» **WORK INSTRUCTIONS**: Repeat the material exactly as it appears.

* * * *

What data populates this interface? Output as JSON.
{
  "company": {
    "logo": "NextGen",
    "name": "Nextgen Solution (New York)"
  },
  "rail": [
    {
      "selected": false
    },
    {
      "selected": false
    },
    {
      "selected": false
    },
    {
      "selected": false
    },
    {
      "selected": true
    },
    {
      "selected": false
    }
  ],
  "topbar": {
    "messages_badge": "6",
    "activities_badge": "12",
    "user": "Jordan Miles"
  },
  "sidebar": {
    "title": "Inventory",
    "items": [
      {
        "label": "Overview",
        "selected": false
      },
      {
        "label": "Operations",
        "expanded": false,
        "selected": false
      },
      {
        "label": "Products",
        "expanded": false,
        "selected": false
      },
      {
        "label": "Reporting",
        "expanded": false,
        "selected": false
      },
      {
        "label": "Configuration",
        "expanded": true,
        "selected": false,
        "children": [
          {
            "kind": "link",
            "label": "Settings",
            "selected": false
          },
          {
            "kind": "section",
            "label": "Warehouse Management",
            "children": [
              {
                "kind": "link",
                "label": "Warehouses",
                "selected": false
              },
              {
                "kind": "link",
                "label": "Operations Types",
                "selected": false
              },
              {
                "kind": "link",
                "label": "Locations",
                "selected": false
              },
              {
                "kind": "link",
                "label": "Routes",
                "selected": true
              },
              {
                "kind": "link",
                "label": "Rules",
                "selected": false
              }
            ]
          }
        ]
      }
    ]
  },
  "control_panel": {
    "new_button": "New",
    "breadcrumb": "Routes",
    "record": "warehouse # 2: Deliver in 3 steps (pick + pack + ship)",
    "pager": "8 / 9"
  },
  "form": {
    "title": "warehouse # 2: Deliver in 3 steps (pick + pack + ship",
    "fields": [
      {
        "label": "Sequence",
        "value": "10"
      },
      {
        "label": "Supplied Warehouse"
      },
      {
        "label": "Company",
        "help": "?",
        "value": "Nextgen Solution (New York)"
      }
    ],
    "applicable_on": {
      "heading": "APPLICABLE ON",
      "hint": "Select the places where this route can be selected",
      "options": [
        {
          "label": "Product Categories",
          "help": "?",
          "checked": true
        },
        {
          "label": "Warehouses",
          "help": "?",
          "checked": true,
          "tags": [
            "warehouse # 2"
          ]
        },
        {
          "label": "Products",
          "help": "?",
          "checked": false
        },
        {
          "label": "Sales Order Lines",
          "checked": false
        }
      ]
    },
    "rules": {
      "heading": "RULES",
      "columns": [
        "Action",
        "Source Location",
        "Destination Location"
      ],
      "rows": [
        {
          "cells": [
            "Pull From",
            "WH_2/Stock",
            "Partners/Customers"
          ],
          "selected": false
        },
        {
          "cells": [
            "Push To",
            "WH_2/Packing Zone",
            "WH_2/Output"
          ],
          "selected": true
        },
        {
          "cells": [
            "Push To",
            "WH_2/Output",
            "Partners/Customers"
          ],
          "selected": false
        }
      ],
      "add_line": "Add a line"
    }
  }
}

* * * *

» **ANSWER**:
What data populates this interface? Output as JSON.
{
  "company": {
    "logo": "NextGen",
    "name": "Nextgen Solution (New York)"
  },
  "rail": [
    {
      "selected": false
    },
    {
      "selected": false
    },
    {
      "selected": false
    },
    {
      "selected": false
    },
    {
      "selected": true
    },
    {
      "selected": false
    }
  ],
  "topbar": {
    "messages_badge": "6",
    "activities_badge": "12",
    "user": "Jordan Miles"
  },
  "sidebar": {
    "title": "Inventory",
    "items": [
      {
        "label": "Overview",
        "selected": false
      },
      {
        "label": "Operations",
        "expanded": false,
        "selected": false
      },
      {
        "label": "Products",
        "expanded": false,
        "selected": false
      },
      {
        "label": "Reporting",
        "expanded": false,
        "selected": false
      },
      {
        "label": "Configuration",
        "expanded": true,
        "selected": false,
        "children": [
          {
            "kind": "link",
            "label": "Settings",
            "selected": false
          },
          {
            "kind": "section",
            "label": "Warehouse Management",
            "children": [
              {
                "kind": "link",
                "label": "Warehouses",
                "selected": false
              },
              {
                "kind": "link",
                "label": "Operations Types",
                "selected": false
              },
              {
                "kind": "link",
                "label": "Locations",
                "selected": false
              },
              {
                "kind": "link",
                "label": "Routes",
                "selected": true
              },
              {
                "kind": "link",
                "label": "Rules",
                "selected": false
              }
            ]
          }
        ]
      }
    ]
  },
  "control_panel": {
    "new_button": "New",
    "breadcrumb": "Routes",
    "record": "warehouse # 2: Deliver in 3 steps (pick + pack + ship)",
    "pager": "8 / 9"
  },
  "form": {
    "title": "warehouse # 2: Deliver in 3 steps (pick + pack + ship",
    "fields": [
      {
        "label": "Sequence",
        "value": "10"
      },
      {
        "label": "Supplied Warehouse"
      },
      {
        "label": "Company",
        "help": "?",
        "value": "Nextgen Solution (New York)"
      }
    ],
    "applicable_on": {
      "heading": "APPLICABLE ON",
      "hint": "Select the places where this route can be selected",
      "options": [
        {
          "label": "Product Categories",
          "help": "?",
          "checked": true
        },
        {
          "label": "Warehouses",
          "help": "?",
          "checked": true,
          "tags": [
            "warehouse # 2"
          ]
        },
        {
          "label": "Products",
          "help": "?",
          "checked": false
        },
        {
          "label": "Sales Order Lines",
          "checked": false
        }
      ]
    },
    "rules": {
      "heading": "RULES",
      "columns": [
        "Action",
        "Source Location",
        "Destination Location"
      ],
      "rows": [
        {
          "cells": [
            "Pull From",
            "WH_2/Stock",
            "Partners/Customers"
          ],
          "selected": false
        },
        {
          "cells": [
            "Push To",
            "WH_2/Packing Zone",
            "WH_2/Output"
          ],
          "selected": true
        },
        {
          "cells": [
            "Push To",
            "WH_2/Output",
            "Partners/Customers"
          ],
          "selected": false
        }
      ],
      "add_line": "Add a line"
    }
  }
}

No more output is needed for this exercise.